• _PROBLEM STATEMENT_
Please reproduce every record, keeping each one exactly as written.

--- start of ENTRIES PROVIDED ---

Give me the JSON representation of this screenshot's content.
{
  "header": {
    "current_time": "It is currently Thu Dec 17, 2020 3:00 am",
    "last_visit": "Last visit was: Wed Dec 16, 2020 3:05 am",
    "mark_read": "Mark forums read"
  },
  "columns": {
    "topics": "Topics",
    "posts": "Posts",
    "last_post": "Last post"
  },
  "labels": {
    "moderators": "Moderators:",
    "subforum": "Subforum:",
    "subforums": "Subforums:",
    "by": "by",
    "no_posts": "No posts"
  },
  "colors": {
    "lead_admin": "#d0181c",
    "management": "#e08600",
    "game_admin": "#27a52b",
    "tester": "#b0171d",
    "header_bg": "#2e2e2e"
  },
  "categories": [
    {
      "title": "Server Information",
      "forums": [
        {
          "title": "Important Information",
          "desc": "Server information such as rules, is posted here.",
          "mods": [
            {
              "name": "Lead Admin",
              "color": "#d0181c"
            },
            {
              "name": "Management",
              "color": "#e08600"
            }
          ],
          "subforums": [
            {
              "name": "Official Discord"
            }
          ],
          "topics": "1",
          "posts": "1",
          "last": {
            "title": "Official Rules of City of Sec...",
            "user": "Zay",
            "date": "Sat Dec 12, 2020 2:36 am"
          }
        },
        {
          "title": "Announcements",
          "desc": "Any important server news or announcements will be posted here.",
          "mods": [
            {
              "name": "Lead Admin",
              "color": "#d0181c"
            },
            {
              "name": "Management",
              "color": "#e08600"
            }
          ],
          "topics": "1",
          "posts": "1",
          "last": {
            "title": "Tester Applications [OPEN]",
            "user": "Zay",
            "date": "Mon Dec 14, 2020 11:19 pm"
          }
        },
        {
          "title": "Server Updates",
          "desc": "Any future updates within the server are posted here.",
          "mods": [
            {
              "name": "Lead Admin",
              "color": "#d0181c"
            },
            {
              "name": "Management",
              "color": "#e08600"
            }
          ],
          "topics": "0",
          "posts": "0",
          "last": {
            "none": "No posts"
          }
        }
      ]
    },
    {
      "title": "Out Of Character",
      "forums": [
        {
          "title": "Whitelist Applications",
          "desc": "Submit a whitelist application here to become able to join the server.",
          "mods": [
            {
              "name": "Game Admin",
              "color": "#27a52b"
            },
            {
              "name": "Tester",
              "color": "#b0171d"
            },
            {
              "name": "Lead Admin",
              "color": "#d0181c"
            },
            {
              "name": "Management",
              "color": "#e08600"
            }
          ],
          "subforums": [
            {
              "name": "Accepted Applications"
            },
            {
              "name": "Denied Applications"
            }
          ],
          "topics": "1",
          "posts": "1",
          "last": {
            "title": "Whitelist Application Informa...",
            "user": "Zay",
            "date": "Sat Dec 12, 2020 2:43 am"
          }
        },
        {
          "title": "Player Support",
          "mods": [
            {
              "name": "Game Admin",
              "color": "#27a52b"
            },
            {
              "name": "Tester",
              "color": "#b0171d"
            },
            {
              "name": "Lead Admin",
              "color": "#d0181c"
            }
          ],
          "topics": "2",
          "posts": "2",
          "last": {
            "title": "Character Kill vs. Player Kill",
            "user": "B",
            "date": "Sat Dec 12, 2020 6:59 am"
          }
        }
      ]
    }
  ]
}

--- end of ENTRIES PROVIDED ---

• _ANSWER FOR THIS EXERCISE_
Give me the JSON representation of this screenshot's content.
{
  "header": {
    "current_time": "It is currently Thu Dec 17, 2020 3:00 am",
    "last_visit": "Last visit was: Wed Dec 16, 2020 3:05 am",
    "mark_read": "Mark forums read"
  },
  "columns": {
    "topics": "Topics",
    "posts": "Posts",
    "last_post": "Last post"
  },
  "labels": {
    "moderators": "Moderators:",
    "subforum": "Subforum:",
    "subforums": "Subforums:",
    "by": "by",
    "no_posts": "No posts"
  },
  "colors": {
    "lead_admin": "#d0181c",
    "management": "#e08600",
    "game_admin": "#27a52b",
    "tester": "#b0171d",
    "header_bg": "#2e2e2e"
  },
  "categories": [
    {
      "title": "Server Information",
      "forums": [
        {
          "title": "Important Information",
          "desc": "Server information such as rules, is posted here.",
          "mods": [
            {
              "name": "Lead Admin",
              "color": "#d0181c"
            },
            {
              "name": "Management",
              "color": "#e08600"
            }
          ],
          "subforums": [
            {
              "name": "Official Discord"
            }
          ],
          "topics": "1",
          "posts": "1",
          "last": {
            "title": "Official Rules of City of Sec...",
            "user": "Zay",
            "date": "Sat Dec 12, 2020 2:36 am"
          }
        },
        {
          "title": "Announcements",
          "desc": "Any important server news or announcements will be posted here.",
          "mods": [
            {
              "name": "Lead Admin",
              "color": "#d0181c"
            },
            {
              "name": "Management",
              "color": "#e08600"
            }
          ],
          "topics": "1",
          "posts": "1",
          "last": {
            "title": "Tester Applications [OPEN]",
            "user": "Zay",
            "date": "Mon Dec 14, 2020 11:19 pm"
          }
        },
        {
          "title": "Server Updates",
          "desc": "Any future updates within the server are posted here.",
          "mods": [
            {
              "name": "Lead Admin",
              "color": "#d0181c"
            },
            {
              "name": "Management",
              "color": "#e08600"
            }
          ],
          "topics": "0",
          "posts": "0",
          "last": {
            "none": "No posts"
          }
        }
      ]
    },
    {
      "title": "Out Of Character",
      "forums": [
        {
          "title": "Whitelist Applications",
          "desc": "Submit a whitelist application here to become able to join the server.",
          "mods": [
            {
              "name": "Game Admin",
              "color": "#27a52b"
            },
            {
              "name": "Tester",
              "color": "#b0171d"
            },
            {
              "name": "Lead Admin",
              "color": "#d0181c"
            },
            {
              "name": "Management",
              "color": "#e08600"
            }
          ],
          "subforums": [
            {
              "name": "Accepted Applications"
            },
            {
              "name": "Denied Applications"
            }
          ],
          "topics": "1",
          "posts": "1",
          "last": {
            "title": "Whitelist Application Informa...",
            "user": "Zay",
            "date": "Sat Dec 12, 2020 2:43 am"
          }
        },
        {
          "title": "Player Support",
          "mods": [
            {
              "name": "Game Admin",
              "color": "#27a52b"
            },
            {
              "name": "Tester",
              "color": "#b0171d"
            },
            {
              "name": "Lead Admin",
              "color": "#d0181c"
            }
          ],
          "topics": "2",
          "posts": "2",
          "last": {
            "title": "Character Kill vs. Player Kill",
            "user": "B",
            "date": "Sat Dec 12, 2020 6:59 am"
          }
        }
      ]
    }
  ]
}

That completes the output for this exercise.